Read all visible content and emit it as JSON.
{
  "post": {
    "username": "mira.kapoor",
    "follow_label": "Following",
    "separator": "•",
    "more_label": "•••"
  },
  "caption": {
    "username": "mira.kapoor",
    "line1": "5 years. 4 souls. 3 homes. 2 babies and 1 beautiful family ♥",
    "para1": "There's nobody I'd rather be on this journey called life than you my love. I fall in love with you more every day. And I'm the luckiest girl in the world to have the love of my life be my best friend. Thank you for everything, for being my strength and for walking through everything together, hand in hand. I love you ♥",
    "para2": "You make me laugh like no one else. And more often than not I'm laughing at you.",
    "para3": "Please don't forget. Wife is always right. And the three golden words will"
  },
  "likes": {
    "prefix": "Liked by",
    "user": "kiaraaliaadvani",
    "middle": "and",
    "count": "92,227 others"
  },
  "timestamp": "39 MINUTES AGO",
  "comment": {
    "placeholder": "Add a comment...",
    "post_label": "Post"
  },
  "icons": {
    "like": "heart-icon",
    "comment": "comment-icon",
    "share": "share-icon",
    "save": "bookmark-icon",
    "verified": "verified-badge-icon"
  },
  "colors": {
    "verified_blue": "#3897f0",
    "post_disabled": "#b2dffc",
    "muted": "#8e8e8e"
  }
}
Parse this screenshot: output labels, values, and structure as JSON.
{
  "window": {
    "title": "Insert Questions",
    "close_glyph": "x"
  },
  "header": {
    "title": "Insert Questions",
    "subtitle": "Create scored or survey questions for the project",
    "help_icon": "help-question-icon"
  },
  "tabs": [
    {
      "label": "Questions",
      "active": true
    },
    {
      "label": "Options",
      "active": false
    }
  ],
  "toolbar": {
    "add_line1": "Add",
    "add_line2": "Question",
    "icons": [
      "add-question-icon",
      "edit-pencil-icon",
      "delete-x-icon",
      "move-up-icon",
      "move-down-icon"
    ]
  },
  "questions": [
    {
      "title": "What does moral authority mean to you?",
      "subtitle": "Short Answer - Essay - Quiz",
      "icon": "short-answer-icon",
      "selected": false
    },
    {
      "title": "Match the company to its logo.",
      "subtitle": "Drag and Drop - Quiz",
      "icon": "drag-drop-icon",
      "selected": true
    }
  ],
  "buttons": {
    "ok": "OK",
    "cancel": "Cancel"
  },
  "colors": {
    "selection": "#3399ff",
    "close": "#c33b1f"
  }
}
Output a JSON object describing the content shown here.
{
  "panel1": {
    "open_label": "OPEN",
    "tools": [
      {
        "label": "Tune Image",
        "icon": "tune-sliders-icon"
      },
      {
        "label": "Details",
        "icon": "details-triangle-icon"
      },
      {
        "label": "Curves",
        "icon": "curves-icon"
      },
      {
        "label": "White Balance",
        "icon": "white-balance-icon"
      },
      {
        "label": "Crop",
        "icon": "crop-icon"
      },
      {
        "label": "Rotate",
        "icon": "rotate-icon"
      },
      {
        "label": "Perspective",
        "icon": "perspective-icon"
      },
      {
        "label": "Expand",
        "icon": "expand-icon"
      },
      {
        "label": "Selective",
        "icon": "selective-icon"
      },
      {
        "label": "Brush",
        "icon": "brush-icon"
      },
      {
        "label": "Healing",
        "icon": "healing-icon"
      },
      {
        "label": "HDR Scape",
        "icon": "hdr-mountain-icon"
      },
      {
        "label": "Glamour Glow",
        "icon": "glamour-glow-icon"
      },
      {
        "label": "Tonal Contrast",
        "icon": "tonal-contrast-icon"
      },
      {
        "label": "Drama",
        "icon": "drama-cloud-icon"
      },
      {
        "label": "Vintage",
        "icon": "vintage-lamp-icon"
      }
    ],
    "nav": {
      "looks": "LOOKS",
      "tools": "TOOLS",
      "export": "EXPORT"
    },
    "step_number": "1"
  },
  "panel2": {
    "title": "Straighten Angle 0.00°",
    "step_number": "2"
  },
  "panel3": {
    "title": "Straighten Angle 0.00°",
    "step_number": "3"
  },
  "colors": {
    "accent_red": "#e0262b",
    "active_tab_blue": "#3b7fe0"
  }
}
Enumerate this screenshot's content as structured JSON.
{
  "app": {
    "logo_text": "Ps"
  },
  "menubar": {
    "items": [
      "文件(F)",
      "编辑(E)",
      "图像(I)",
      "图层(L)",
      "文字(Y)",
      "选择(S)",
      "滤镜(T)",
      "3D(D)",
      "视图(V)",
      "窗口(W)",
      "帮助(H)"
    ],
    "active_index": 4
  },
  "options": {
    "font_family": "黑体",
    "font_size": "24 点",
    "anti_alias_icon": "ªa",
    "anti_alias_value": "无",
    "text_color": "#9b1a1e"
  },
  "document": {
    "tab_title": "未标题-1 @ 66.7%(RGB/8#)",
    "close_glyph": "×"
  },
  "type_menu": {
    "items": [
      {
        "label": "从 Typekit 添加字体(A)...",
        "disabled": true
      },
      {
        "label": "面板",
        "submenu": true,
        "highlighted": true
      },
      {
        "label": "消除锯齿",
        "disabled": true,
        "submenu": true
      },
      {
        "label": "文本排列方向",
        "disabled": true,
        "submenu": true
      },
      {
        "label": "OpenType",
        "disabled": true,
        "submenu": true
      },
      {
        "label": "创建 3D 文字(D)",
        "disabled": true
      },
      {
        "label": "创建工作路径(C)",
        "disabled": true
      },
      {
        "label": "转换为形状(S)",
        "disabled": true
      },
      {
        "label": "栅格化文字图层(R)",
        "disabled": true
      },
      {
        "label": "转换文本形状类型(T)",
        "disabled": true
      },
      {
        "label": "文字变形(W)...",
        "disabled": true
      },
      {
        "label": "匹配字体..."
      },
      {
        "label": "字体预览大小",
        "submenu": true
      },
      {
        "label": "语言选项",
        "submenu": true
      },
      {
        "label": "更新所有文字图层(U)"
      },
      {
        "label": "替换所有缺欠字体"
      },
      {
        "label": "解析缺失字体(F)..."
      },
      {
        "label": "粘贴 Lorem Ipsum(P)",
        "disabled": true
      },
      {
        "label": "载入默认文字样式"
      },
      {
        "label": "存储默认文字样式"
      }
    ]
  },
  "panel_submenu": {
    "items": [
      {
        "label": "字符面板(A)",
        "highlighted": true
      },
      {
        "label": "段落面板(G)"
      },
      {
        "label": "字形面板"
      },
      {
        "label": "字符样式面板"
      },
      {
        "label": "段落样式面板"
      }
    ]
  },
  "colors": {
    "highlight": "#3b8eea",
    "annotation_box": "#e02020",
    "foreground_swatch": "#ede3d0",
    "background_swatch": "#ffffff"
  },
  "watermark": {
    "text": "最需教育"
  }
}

* * *

• What to do
Reproduce the listing in full. Keep it exactly as written.

• Response to this task
Read all visible content and emit it as JSON.
{
  "post": {
    "username": "mira.kapoor",
    "follow_label": "Following",
    "separator": "•",
    "more_label": "•••"
  },
  "caption": {
    "username": "mira.kapoor",
    "line1": "5 years. 4 souls. 3 homes. 2 babies and 1 beautiful family ♥",
    "para1": "There's nobody I'd rather be on this journey called life than you my love. I fall in love with you more every day. And I'm the luckiest girl in the world to have the love of my life be my best friend. Thank you for everything, for being my strength and for walking through everything together, hand in hand. I love you ♥",
    "para2": "You make me laugh like no one else. And more often than not I'm laughing at you.",
    "para3": "Please don't forget. Wife is always right. And the three golden words will"
  },
  "likes": {
    "prefix": "Liked by",
    "user": "kiaraaliaadvani",
    "middle": "and",
    "count": "92,227 others"
  },
  "timestamp": "39 MINUTES AGO",
  "comment": {
    "placeholder": "Add a comment...",
    "post_label": "Post"
  },
  "icons": {
    "like": "heart-icon",
    "comment": "comment-icon",
    "share": "share-icon",
    "save": "bookmark-icon",
    "verified": "verified-badge-icon"
  },
  "colors": {
    "verified_blue": "#3897f0",
    "post_disabled": "#b2dffc",
    "muted": "#8e8e8e"
  }
}
Parse this screenshot: output labels, values, and structure as JSON.
{
  "window": {
    "title": "Insert Questions",
    "close_glyph": "x"
  },
  "header": {
    "title": "Insert Questions",
    "subtitle": "Create scored or survey questions for the project",
    "help_icon": "help-question-icon"
  },
  "tabs": [
    {
      "label": "Questions",
      "active": true
    },
    {
      "label": "Options",
      "active": false
    }
  ],
  "toolbar": {
    "add_line1": "Add",
    "add_line2": "Question",
    "icons": [
      "add-question-icon",
      "edit-pencil-icon",
      "delete-x-icon",
      "move-up-icon",
      "move-down-icon"
    ]
  },
  "questions": [
    {
      "title": "What does moral authority mean to you?",
      "subtitle": "Short Answer - Essay - Quiz",
      "icon": "short-answer-icon",
      "selected": false
    },
    {
      "title": "Match the company to its logo.",
      "subtitle": "Drag and Drop - Quiz",
      "icon": "drag-drop-icon",
      "selected": true
    }
  ],
  "buttons": {
    "ok": "OK",
    "cancel": "Cancel"
  },
  "colors": {
    "selection": "#3399ff",
    "close": "#c33b1f"
  }
}
Output a JSON object describing the content shown here.
{
  "panel1": {
    "open_label": "OPEN",
    "tools": [
      {
        "label": "Tune Image",
        "icon": "tune-sliders-icon"
      },
      {
        "label": "Details",
        "icon": "details-triangle-icon"
      },
      {
        "label": "Curves",
        "icon": "curves-icon"
      },
      {
        "label": "White Balance",
        "icon": "white-balance-icon"
      },
      {
        "label": "Crop",
        "icon": "crop-icon"
      },
      {
        "label": "Rotate",
        "icon": "rotate-icon"
      },
      {
        "label": "Perspective",
        "icon": "perspective-icon"
      },
      {
        "label": "Expand",
        "icon": "expand-icon"
      },
      {
        "label": "Selective",
        "icon": "selective-icon"
      },
      {
        "label": "Brush",
        "icon": "brush-icon"
      },
      {
        "label": "Healing",
        "icon": "healing-icon"
      },
      {
        "label": "HDR Scape",
        "icon": "hdr-mountain-icon"
      },
      {
        "label": "Glamour Glow",
        "icon": "glamour-glow-icon"
      },
      {
        "label": "Tonal Contrast",
        "icon": "tonal-contrast-icon"
      },
      {
        "label": "Drama",
        "icon": "drama-cloud-icon"
      },
      {
        "label": "Vintage",
        "icon": "vintage-lamp-icon"
      }
    ],
    "nav": {
      "looks": "LOOKS",
      "tools": "TOOLS",
      "export": "EXPORT"
    },
    "step_number": "1"
  },
  "panel2": {
    "title": "Straighten Angle 0.00°",
    "step_number": "2"
  },
  "panel3": {
    "title": "Straighten Angle 0.00°",
    "step_number": "3"
  },
  "colors": {
    "accent_red": "#e0262b",
    "active_tab_blue": "#3b7fe0"
  }
}
Enumerate this screenshot's content as structured JSON.
{
  "app": {
    "logo_text": "Ps"
  },
  "menubar": {
    "items": [
      "文件(F)",
      "编辑(E)",
      "图像(I)",
      "图层(L)",
      "文字(Y)",
      "选择(S)",
      "滤镜(T)",
      "3D(D)",
      "视图(V)",
      "窗口(W)",
      "帮助(H)"
    ],
    "active_index": 4
  },
  "options": {
    "font_family": "黑体",
    "font_size": "24 点",
    "anti_alias_icon": "ªa",
    "anti_alias_value": "无",
    "text_color": "#9b1a1e"
  },
  "document": {
    "tab_title": "未标题-1 @ 66.7%(RGB/8#)",
    "close_glyph": "×"
  },
  "type_menu": {
    "items": [
      {
        "label": "从 Typekit 添加字体(A)...",
        "disabled": true
      },
      {
        "label": "面板",
        "submenu": true,
        "highlighted": true
      },
      {
        "label": "消除锯齿",
        "disabled": true,
        "submenu": true
      },
      {
        "label": "文本排列方向",
        "disabled": true,
        "submenu": true
      },
      {
        "label": "OpenType",
        "disabled": true,
        "submenu": true
      },
      {
        "label": "创建 3D 文字(D)",
        "disabled": true
      },
      {
        "label": "创建工作路径(C)",
        "disabled": true
      },
      {
        "label": "转换为形状(S)",
        "disabled": true
      },
      {
        "label": "栅格化文字图层(R)",
        "disabled": true
      },
      {
        "label": "转换文本形状类型(T)",
        "disabled": true
      },
      {
        "label": "文字变形(W)...",
        "disabled": true
      },
      {
        "label": "匹配字体..."
      },
      {
        "label": "字体预览大小",
        "submenu": true
      },
      {
        "label": "语言选项",
        "submenu": true
      },
      {
        "label": "更新所有文字图层(U)"
      },
      {
        "label": "替换所有缺欠字体"
      },
      {
        "label": "解析缺失字体(F)..."
      },
      {
        "label": "粘贴 Lorem Ipsum(P)",
        "disabled": true
      },
      {
        "label": "载入默认文字样式"
      },
      {
        "label": "存储默认文字样式"
      }
    ]
  },
  "panel_submenu": {
    "items": [
      {
        "label": "字符面板(A)",
        "highlighted": true
      },
      {
        "label": "段落面板(G)"
      },
      {
        "label": "字形面板"
      },
      {
        "label": "字符样式面板"
      },
      {
        "label": "段落样式面板"
      }
    ]
  },
  "colors": {
    "highlight": "#3b8eea",
    "annotation_box": "#e02020",
    "foreground_swatch": "#ede3d0",
    "background_swatch": "#ffffff"
  },
  "watermark": {
    "text": "最需教育"
  }
}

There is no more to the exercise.